**DOCUMENT TEXT:**
* * * * *

Optionally, in some embodiments, the target bitstream includes an atlas bitstream, and the atlas bitstream includes at least one of the following:

• • first field information, where the first field information is used to indicate the number of first vertices;
  • second field information, where the second field information is used to indicate whether an absolute value of the k-th component of a first displacement is equal to 0;
  • third field information, where the third field information is used to indicate whether the k-th component of the first displacement is greater than 0;
  • fourth field information, where the fourth field information is used to indicate whether the absolute value of the k-th component of the first displacement is greater than 1; and
  • fifth field information, where the fifth field information is used to indicate a value obtained by subtracting a first preset value from the k-th component of the first displacement; where
  • the first vertex indicates a vertex corresponding to one first mesh in one encoding unit, the first displacement indicates a vertex displacement of the v-th vertex in the first vertices or a displacement obtained through shift processing on a vertex displacement of the v-th vertex in the first vertices, and both k and v are positive integers.

Optionally, the first preset value can be set according to actual needs, for example, in some embodiments, the first preset value can be 2.

In this embodiment of this application, because a V3C structure takes patch as a basic data description unit, one sub-mesh (that is, the first mesh) corresponds to one patch, a tile is a unit that can be independently encoded and decoded, and one tile may include one or more patches, that is, one tile may correspond to one or more sub-meshes, where the sub-mesh is obtained by dividing an original input mesh. Therefore, a displacement corresponding to a vertex in the sub-mesh is also described in the unit of patch, and possible syntax structure examples are shown in Table 4.

	TABLE 4
	Descriptor

patch_data_unit(patchIdx) {
pdu_vertex_count_minus1[ tileID ][ patchIdx ]	ue(v)
...
for( v = 0; v < pdu_vertex_count_minus1[ tileID ][
patchIdx ]+1; v++ ) {
for( k = 0; k < 3; k++ ) {
pdu_disp_abs_gt0[ tileID ][ patchIdx ][ v ][ k ]	ae(v)
if (pdu_disp_abs_gt0[ tileID ][ patchIdx ][ v ][ k ]) {
pdu_disp_sign[ tileID ][ patchIdx ][ v ][ k ]	ae(v)

* * * * *

**PROVIDED INFORMATION:**
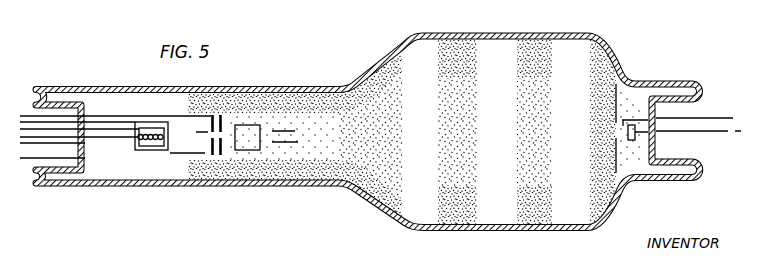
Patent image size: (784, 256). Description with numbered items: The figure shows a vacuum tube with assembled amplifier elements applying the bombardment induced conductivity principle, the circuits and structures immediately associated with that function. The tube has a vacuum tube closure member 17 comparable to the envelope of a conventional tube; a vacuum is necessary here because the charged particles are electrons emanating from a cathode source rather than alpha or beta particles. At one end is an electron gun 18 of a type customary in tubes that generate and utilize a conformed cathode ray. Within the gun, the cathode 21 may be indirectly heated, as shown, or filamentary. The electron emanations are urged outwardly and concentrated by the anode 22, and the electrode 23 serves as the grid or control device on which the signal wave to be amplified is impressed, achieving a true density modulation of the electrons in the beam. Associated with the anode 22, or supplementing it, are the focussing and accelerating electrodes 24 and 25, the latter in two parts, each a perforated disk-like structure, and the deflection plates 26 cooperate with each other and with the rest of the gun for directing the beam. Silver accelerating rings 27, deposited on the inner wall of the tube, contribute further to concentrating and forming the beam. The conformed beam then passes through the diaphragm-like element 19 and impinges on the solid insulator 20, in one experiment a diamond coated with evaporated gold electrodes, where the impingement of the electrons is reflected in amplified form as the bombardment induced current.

The vacuum tube closure member 17 is at (336, 85).
The electron gun 18 is at (187, 137).
The diaphragm-like element 19 is at (633, 80).
The solid insulator 20 is at (637, 138).
The cathode 21 is at (147, 147).
The anode 22 is at (201, 154).
The grid 23 is at (163, 152).
The focussing and accelerating electrode 24 is at (213, 117).
The focussing and accelerating electrode 25 is at (220, 156).
The deflection plates 26 is at (260, 150).
The silver accelerating rings 27 is at (520, 208).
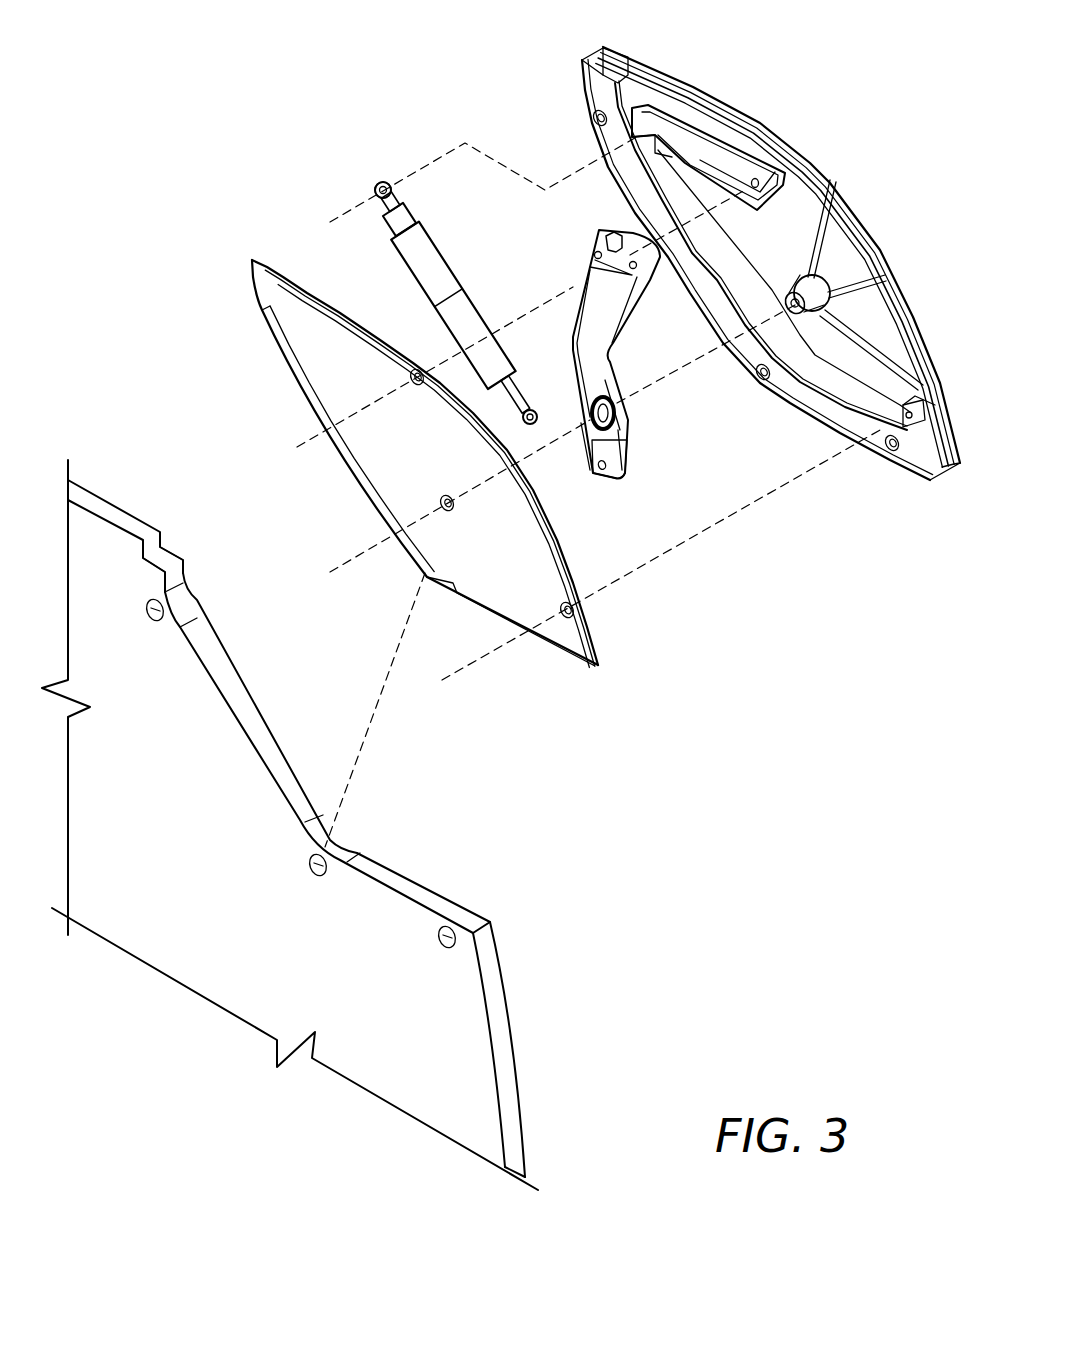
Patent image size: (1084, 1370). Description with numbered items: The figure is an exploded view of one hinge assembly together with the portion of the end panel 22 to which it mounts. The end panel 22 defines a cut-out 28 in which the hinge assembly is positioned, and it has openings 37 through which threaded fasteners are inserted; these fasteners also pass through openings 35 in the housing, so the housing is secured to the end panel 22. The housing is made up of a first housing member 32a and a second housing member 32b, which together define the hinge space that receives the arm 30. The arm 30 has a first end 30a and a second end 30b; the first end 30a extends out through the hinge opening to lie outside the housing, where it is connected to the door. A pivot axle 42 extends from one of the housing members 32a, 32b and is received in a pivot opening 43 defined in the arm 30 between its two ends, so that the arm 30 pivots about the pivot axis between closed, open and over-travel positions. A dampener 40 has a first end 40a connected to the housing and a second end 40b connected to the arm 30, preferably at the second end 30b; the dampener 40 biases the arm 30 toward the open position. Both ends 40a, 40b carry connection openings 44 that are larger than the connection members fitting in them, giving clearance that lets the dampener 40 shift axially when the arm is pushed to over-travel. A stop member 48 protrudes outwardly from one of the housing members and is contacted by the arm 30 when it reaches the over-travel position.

The end panel 22 is at (192, 855).
The cut-out 28 is at (227, 680).
The openings 37 is at (150, 606).
The second housing member 32b is at (287, 310).
The dampener 40 is at (457, 267).
The first end of the dampener 40a is at (392, 200).
The second end of the dampener 40b is at (510, 385).
The connection openings 44 is at (377, 187).
The arm 30 is at (618, 366).
The first end of the arm 30a is at (628, 228).
The second end of the arm 30b is at (620, 453).
The pivot opening 43 is at (597, 425).
The first housing member 32a is at (771, 263).
The openings 35 is at (593, 113).
The pivot axle 42 is at (807, 300).
The stop member 48 is at (780, 188).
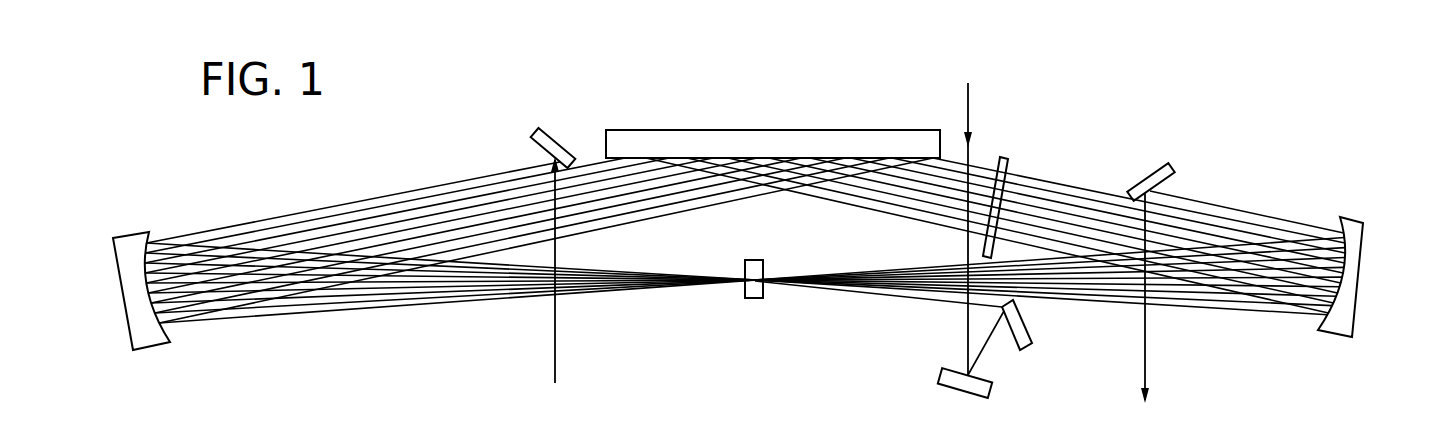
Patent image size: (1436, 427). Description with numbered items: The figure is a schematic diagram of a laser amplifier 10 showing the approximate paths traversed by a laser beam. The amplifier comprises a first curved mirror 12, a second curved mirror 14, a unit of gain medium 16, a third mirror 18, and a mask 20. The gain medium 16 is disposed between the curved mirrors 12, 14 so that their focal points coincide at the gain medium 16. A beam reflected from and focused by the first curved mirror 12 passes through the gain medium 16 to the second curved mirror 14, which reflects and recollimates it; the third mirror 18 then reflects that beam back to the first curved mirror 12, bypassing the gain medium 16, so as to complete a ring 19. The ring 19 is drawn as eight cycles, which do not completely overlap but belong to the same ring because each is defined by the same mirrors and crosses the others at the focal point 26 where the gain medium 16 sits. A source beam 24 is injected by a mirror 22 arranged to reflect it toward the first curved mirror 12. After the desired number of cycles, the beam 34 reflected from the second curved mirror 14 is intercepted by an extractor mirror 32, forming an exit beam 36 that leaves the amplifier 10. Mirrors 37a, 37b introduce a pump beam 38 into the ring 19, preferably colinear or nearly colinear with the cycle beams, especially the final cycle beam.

* * * * *

**SET TASKS:**
1) From the atlas bitstream text, list every field information it names, along with what each one indicates.
2) In the atlas bitstream text, what value can the first preset value take in some embodiments?
The rows are from a different source than the text.

**ANSWERS TO THE PROBLEMS:**
1)
- First field information: the number of first vertices.
- Second field information: whether the absolute value of the k-th component of a first displacement is equal to 0.
- Third field information: whether the k-th component of the first displacement is greater than 0.
- Fourth field information: whether the absolute value of the k-th component of the first displacement is greater than 1.
- Fifth field information: a value obtained by subtracting a first preset value from the k-th component of the first displacement.

2) In some embodiments, the first preset value can be 2.